● **EXERCISE DESCRIPTION**: Your task is to copy each line that has the word "name".

● **DATASET ENTRIES**:
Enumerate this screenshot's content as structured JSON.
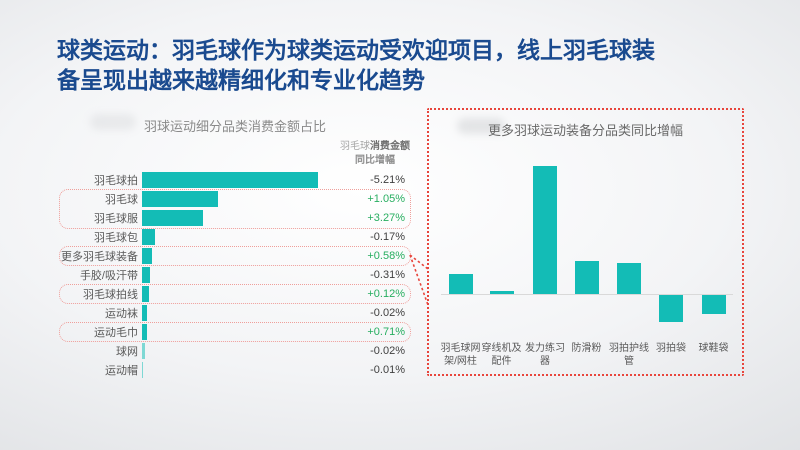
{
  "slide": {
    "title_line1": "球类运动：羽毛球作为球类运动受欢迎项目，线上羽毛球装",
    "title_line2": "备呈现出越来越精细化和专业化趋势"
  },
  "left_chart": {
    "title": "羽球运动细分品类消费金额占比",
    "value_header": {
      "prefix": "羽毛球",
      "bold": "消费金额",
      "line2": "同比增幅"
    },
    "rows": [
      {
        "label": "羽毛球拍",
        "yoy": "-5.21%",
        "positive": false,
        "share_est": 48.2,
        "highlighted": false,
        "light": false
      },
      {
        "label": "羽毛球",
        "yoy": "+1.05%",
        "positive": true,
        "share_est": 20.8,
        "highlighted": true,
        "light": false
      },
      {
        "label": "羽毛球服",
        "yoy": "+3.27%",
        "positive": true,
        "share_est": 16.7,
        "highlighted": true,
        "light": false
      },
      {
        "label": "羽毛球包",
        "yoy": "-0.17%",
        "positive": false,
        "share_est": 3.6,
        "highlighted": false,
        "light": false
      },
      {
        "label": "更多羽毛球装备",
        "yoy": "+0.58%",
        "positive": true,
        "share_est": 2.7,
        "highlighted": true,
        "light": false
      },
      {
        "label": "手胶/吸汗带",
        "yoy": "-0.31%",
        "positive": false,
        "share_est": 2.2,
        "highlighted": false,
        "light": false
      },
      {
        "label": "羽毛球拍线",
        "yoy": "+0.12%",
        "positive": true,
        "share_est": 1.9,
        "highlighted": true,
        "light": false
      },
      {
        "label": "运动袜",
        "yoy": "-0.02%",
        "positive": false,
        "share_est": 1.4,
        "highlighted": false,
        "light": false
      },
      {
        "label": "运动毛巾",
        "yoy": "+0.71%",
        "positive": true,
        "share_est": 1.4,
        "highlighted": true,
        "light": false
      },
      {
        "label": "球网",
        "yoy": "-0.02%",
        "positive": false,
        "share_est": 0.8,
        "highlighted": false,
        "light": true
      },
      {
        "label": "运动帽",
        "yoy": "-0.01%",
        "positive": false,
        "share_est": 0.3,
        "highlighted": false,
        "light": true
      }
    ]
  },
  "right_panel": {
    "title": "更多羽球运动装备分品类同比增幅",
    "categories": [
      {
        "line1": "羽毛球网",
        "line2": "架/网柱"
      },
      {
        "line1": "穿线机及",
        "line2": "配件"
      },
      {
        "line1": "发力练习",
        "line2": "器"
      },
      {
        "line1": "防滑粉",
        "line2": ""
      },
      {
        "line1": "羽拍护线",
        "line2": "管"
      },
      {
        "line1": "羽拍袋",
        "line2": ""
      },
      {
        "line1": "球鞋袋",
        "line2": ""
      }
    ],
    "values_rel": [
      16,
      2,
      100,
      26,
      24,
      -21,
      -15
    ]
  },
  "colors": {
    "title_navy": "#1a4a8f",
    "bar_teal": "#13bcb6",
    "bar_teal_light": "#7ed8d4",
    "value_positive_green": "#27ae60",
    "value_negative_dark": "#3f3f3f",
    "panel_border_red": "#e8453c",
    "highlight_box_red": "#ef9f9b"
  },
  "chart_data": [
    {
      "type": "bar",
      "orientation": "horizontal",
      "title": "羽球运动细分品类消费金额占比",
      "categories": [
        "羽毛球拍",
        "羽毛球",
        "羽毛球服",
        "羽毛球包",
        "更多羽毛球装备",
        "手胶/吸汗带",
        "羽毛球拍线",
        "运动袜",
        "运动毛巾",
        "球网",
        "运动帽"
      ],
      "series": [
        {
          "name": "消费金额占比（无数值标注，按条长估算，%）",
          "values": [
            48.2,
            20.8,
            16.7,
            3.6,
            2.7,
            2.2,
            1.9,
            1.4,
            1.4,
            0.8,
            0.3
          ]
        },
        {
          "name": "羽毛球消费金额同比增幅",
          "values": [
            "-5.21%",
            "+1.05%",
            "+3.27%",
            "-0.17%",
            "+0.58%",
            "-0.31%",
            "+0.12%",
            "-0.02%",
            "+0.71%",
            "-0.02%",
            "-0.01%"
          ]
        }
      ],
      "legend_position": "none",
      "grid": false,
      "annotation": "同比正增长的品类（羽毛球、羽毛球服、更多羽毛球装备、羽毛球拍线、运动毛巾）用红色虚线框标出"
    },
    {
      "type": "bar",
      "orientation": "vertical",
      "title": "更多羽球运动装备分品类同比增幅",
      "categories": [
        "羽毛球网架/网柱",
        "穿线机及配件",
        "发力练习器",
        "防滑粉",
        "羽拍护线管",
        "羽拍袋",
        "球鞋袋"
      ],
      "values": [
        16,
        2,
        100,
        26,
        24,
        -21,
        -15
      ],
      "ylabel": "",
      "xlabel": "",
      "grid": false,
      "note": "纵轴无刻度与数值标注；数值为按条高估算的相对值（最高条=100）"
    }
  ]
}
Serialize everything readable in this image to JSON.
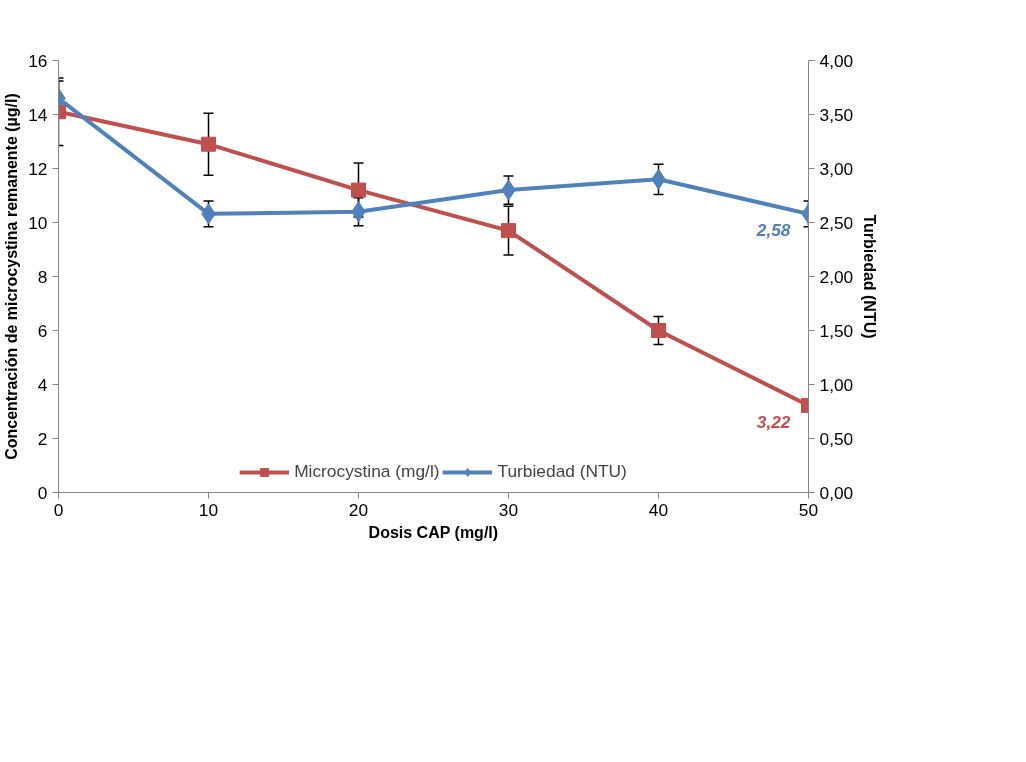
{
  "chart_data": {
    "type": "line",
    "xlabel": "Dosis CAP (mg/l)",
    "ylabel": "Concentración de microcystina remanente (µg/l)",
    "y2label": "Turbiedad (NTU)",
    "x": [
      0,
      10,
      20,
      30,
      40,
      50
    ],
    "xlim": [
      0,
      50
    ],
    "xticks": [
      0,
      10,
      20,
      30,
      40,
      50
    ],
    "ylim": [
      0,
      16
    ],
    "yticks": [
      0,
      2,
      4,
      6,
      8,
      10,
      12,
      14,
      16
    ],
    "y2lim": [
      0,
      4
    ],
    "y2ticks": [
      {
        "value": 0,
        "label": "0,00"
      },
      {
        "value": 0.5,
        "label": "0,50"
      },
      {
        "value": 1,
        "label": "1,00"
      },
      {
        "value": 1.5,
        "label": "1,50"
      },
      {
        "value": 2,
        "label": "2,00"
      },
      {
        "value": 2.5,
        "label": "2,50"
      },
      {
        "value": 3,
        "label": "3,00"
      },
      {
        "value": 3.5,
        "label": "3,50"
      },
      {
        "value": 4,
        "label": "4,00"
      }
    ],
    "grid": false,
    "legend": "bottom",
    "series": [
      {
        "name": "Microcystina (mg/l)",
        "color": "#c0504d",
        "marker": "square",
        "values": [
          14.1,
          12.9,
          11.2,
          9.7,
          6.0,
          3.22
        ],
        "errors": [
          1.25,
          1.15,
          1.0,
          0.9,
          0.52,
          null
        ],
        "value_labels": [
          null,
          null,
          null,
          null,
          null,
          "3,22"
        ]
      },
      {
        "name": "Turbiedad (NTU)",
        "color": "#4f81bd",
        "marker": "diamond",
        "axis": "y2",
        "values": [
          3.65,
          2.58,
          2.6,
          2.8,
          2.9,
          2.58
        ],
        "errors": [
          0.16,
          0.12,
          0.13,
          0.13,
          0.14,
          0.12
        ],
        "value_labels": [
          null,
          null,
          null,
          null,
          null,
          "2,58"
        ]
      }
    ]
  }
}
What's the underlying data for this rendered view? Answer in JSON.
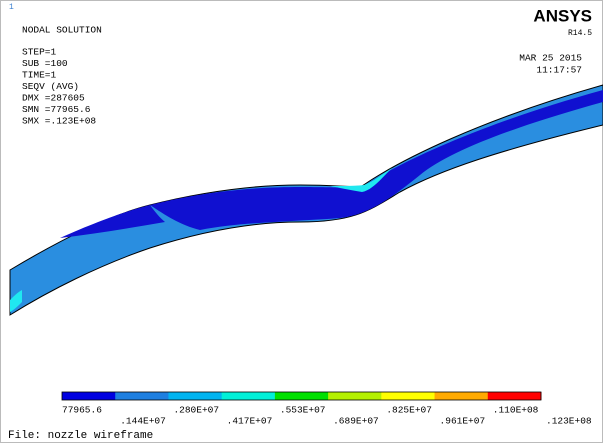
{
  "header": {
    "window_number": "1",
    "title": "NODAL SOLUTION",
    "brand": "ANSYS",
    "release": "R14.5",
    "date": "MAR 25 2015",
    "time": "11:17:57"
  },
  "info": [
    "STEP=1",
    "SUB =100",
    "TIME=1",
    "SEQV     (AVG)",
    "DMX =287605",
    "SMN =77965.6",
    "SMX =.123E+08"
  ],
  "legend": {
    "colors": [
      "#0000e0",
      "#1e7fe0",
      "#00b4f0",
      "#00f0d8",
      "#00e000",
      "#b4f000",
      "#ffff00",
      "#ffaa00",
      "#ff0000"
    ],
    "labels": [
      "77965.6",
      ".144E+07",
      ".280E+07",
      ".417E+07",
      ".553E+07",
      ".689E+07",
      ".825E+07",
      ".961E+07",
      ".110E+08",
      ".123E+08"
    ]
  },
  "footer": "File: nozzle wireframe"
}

● **WRITTEN SOLUTION**:
          "name": "消费金额占比（无数值标注，按条长估算，%）",
          "name": "羽毛球消费金额同比增幅",
        "name": "Microcystina (mg/l)",
        "name": "Turbiedad (NTU)",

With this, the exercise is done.